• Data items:

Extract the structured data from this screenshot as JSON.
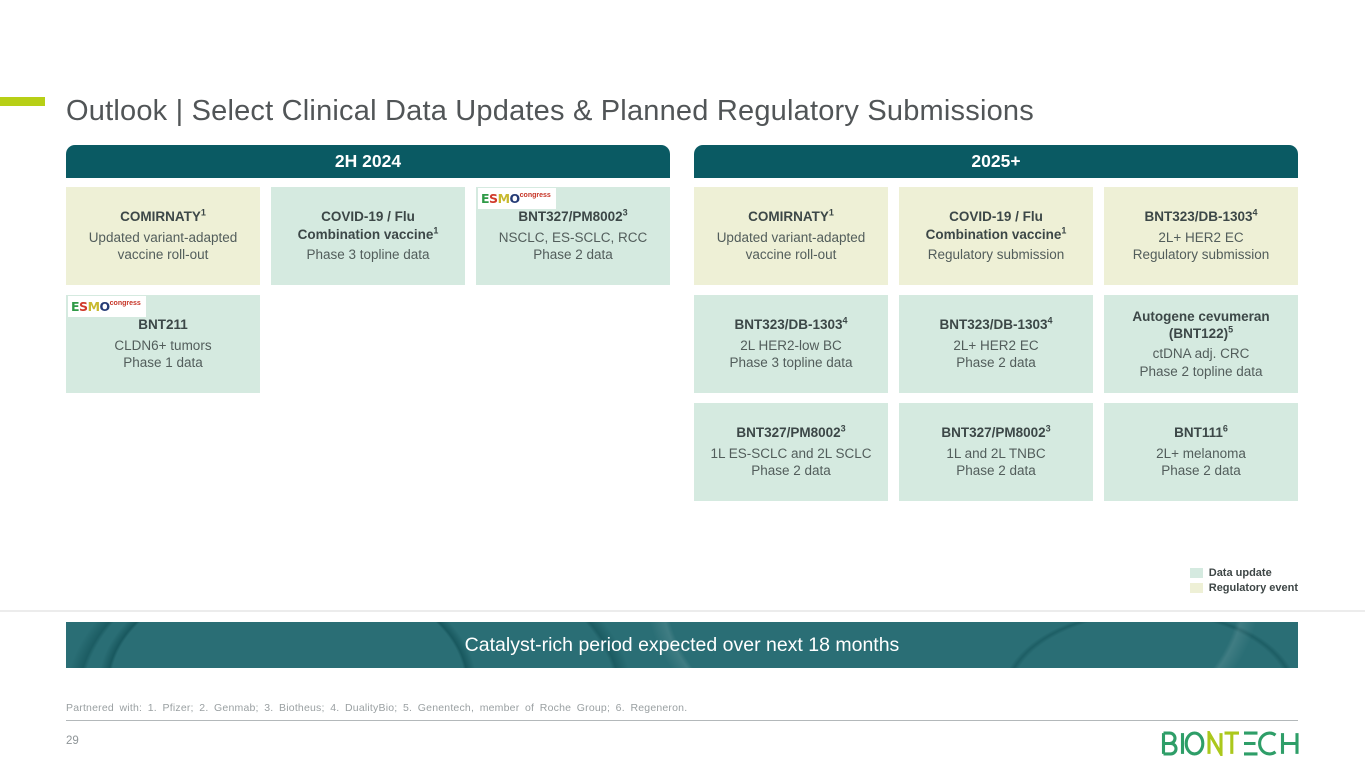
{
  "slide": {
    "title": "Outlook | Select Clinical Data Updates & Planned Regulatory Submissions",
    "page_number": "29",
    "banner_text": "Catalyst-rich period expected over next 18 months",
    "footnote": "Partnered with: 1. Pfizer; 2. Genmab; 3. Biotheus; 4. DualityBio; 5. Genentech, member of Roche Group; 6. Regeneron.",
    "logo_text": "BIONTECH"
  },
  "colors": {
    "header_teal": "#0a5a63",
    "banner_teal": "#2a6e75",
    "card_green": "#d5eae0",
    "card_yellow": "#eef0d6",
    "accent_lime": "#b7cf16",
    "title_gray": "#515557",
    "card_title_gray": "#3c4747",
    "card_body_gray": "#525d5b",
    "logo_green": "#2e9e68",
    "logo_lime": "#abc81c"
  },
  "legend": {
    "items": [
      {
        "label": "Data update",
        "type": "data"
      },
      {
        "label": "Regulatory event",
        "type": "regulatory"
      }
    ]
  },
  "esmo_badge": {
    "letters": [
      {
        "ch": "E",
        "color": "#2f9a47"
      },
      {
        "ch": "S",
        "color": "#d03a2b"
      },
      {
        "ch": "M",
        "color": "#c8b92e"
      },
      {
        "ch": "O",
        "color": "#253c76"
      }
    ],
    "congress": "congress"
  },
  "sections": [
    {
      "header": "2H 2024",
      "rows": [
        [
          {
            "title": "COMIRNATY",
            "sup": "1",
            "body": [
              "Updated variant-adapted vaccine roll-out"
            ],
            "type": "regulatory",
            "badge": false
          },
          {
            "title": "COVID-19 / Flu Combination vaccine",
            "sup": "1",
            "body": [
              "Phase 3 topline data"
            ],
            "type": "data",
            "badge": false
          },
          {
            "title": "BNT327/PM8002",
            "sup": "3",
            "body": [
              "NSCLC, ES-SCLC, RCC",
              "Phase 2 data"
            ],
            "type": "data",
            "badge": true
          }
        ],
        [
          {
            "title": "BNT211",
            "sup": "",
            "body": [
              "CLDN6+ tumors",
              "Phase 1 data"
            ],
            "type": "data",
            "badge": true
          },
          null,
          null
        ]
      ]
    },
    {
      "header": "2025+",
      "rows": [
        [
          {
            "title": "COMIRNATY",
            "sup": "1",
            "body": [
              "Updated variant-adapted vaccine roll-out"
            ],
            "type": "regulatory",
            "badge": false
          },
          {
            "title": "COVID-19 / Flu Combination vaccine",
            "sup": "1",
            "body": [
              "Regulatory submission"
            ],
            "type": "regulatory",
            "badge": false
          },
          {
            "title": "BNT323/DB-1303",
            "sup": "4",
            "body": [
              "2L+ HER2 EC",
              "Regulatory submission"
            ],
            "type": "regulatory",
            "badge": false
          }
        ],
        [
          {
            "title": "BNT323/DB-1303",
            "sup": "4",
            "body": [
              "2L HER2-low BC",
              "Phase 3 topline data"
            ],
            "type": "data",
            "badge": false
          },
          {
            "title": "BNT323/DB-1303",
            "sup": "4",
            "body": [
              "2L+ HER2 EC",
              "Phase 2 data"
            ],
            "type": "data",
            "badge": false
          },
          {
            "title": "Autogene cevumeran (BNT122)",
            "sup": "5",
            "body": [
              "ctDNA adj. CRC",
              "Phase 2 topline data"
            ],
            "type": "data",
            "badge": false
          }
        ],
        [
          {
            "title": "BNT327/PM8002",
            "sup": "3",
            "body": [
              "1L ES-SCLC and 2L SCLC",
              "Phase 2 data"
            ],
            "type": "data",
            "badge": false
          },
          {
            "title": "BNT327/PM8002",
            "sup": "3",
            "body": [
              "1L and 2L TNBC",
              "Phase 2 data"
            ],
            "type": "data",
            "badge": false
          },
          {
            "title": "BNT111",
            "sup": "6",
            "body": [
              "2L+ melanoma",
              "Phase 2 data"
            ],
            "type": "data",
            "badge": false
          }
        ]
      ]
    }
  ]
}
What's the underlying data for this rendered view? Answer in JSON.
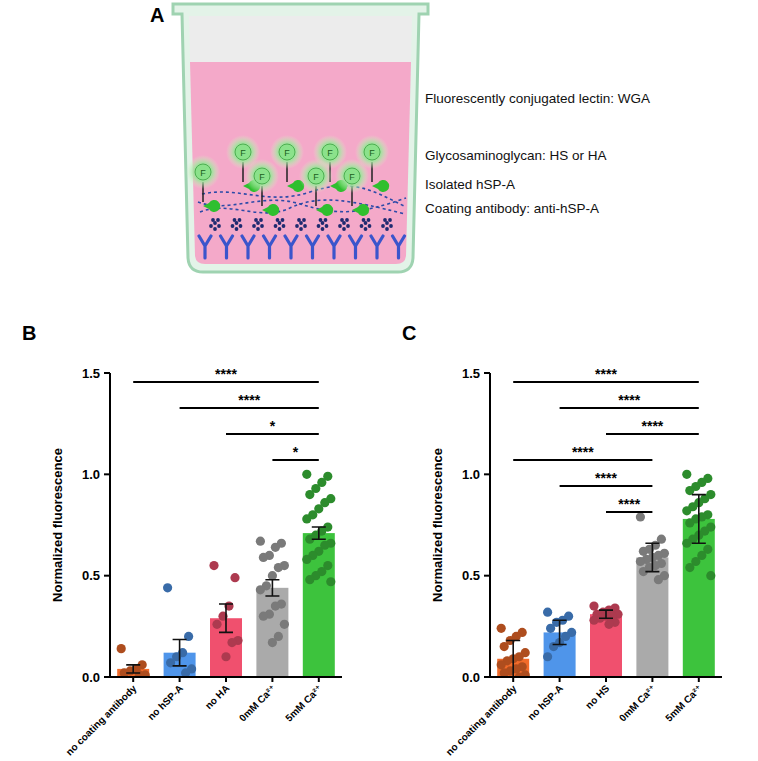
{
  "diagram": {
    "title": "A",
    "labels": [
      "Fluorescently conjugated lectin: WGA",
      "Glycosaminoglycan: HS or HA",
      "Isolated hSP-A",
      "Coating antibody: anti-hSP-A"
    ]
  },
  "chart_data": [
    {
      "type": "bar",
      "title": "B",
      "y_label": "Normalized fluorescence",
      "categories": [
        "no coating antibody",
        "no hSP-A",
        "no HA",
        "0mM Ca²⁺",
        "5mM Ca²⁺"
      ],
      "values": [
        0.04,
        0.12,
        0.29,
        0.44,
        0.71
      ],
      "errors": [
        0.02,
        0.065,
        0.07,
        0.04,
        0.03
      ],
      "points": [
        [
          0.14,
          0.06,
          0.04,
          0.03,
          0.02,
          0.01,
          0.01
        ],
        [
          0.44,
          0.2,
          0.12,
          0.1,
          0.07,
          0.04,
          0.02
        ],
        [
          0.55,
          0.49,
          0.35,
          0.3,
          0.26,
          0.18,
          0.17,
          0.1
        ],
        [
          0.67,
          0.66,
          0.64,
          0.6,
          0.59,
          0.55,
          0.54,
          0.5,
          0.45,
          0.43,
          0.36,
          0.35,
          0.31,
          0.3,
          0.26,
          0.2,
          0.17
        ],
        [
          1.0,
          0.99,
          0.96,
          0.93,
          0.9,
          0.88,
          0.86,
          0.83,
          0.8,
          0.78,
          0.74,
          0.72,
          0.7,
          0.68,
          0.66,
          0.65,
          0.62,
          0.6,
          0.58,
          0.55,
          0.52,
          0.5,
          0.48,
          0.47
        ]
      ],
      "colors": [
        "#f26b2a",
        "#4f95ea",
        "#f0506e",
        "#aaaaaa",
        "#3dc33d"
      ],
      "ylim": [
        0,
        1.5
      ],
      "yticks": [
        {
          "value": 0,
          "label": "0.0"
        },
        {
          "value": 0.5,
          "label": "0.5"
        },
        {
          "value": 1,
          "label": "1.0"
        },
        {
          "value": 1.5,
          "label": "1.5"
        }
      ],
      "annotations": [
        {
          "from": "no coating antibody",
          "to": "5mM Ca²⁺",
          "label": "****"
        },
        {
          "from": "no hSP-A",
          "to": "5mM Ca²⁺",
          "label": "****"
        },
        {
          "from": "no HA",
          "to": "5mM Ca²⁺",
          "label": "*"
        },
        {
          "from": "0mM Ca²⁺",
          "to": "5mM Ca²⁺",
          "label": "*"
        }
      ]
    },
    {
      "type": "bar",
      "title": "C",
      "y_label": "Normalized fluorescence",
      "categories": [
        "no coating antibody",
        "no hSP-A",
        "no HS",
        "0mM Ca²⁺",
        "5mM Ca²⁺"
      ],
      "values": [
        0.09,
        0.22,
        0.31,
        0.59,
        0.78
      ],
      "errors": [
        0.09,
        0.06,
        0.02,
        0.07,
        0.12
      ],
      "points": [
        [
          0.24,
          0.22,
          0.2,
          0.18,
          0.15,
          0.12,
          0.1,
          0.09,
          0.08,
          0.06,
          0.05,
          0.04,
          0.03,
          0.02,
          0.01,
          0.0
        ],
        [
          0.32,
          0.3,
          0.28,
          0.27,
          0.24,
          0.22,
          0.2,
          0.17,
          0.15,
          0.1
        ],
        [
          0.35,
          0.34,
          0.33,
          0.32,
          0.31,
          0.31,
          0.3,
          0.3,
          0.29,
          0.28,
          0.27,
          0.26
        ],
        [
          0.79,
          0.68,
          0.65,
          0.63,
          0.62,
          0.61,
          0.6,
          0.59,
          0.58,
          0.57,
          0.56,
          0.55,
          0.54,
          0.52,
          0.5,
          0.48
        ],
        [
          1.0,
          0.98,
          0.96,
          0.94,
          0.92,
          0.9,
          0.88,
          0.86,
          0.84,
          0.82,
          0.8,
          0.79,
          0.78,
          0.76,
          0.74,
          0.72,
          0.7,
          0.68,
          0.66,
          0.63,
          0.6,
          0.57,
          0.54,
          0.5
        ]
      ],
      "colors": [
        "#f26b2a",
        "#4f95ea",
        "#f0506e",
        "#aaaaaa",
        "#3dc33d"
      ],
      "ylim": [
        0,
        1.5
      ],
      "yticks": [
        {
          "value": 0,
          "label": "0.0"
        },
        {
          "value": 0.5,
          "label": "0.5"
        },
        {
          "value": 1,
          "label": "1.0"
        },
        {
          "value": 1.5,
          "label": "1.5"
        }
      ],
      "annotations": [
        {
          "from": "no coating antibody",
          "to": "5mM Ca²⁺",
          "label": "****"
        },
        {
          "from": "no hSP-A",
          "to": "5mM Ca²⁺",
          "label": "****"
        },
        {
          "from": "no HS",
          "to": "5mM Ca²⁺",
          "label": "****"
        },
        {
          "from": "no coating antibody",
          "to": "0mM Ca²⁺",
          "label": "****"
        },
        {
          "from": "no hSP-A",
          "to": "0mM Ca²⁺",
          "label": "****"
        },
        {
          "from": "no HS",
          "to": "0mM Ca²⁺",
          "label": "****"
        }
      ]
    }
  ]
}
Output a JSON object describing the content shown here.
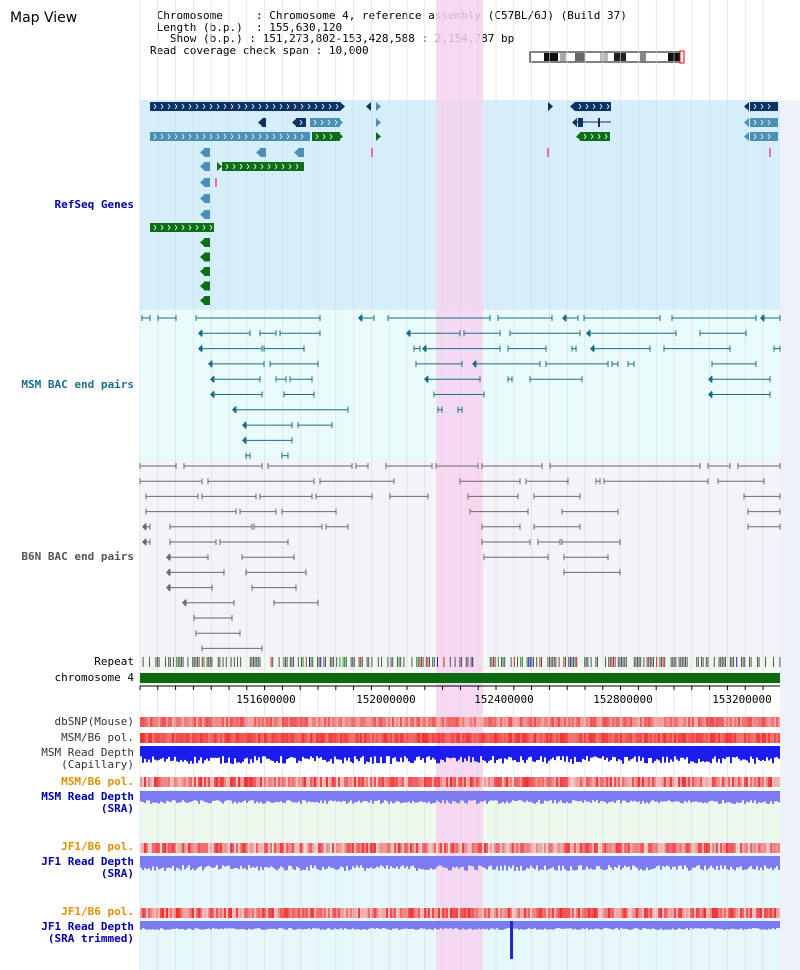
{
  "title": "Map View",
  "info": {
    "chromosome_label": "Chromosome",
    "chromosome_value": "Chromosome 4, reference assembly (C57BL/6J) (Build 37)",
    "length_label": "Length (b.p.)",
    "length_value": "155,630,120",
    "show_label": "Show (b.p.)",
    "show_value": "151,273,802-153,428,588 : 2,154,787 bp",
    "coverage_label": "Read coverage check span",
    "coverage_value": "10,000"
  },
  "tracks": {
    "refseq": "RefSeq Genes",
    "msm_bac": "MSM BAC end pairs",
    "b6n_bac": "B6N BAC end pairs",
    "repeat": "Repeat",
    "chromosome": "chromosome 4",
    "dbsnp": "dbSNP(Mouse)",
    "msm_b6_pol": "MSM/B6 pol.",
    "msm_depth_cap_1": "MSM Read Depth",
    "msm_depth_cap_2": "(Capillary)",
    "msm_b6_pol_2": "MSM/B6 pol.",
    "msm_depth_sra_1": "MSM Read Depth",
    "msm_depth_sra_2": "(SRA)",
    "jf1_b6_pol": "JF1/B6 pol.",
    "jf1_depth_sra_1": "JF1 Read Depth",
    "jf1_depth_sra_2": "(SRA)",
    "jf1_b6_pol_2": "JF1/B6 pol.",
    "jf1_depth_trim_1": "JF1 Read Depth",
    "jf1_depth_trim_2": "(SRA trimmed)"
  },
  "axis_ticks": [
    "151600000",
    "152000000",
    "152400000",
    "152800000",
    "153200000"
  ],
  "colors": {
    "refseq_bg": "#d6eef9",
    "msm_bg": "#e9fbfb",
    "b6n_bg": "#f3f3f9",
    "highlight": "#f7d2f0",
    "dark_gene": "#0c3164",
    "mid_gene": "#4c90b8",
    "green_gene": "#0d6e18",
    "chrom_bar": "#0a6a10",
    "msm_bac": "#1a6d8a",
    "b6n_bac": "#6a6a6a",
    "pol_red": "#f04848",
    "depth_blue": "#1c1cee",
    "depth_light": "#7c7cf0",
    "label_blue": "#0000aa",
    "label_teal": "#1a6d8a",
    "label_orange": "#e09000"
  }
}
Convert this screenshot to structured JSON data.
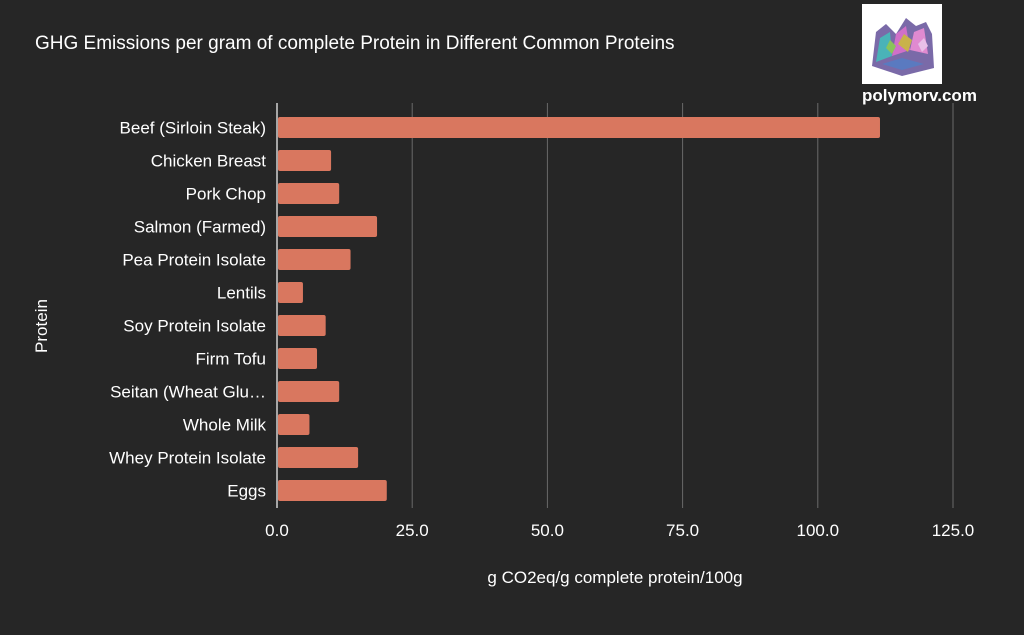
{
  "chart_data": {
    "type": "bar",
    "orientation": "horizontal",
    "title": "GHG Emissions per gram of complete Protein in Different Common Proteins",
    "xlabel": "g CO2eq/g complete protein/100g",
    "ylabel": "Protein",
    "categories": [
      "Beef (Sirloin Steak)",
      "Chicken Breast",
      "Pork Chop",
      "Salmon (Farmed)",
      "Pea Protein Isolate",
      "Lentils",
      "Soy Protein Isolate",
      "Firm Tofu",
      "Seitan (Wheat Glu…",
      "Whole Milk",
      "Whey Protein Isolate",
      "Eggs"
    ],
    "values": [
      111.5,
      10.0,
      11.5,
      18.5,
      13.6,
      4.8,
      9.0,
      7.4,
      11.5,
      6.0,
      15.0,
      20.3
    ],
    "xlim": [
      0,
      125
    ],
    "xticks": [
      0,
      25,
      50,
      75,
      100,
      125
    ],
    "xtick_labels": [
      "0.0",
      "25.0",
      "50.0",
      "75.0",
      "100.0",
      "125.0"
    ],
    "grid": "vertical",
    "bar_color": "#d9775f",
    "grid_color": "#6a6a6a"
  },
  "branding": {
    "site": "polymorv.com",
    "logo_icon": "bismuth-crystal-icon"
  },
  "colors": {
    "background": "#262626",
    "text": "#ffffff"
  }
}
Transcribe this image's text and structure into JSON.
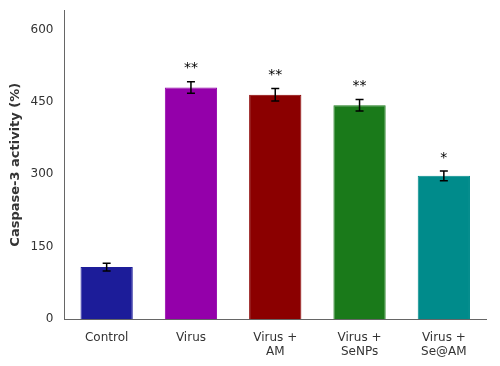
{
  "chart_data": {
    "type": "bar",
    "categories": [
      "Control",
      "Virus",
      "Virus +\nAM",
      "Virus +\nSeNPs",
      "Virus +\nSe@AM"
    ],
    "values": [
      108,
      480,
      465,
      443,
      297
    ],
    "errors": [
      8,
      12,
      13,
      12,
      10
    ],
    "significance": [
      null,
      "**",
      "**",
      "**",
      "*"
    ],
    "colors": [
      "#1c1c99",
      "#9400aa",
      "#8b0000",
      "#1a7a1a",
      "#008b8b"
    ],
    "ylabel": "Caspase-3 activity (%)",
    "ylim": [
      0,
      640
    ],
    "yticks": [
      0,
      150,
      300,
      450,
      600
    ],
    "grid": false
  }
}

• WHAT TO WORK ON:
Retyped exactly, the lines from the one holding "Transcribe this image's" through the last line of the data above are the whole answer. Pictures stay out.

• EXERCISE RESULT:
Transcribe this image's text and structure into JSON.
{
  "chart_data": {
    "type": "bar",
    "categories": [
      "Control",
      "Virus",
      "Virus +\nAM",
      "Virus +\nSeNPs",
      "Virus +\nSe@AM"
    ],
    "values": [
      108,
      480,
      465,
      443,
      297
    ],
    "errors": [
      8,
      12,
      13,
      12,
      10
    ],
    "significance": [
      null,
      "**",
      "**",
      "**",
      "*"
    ],
    "colors": [
      "#1c1c99",
      "#9400aa",
      "#8b0000",
      "#1a7a1a",
      "#008b8b"
    ],
    "ylabel": "Caspase-3 activity (%)",
    "ylim": [
      0,
      640
    ],
    "yticks": [
      0,
      150,
      300,
      450,
      600
    ],
    "grid": false
  }
}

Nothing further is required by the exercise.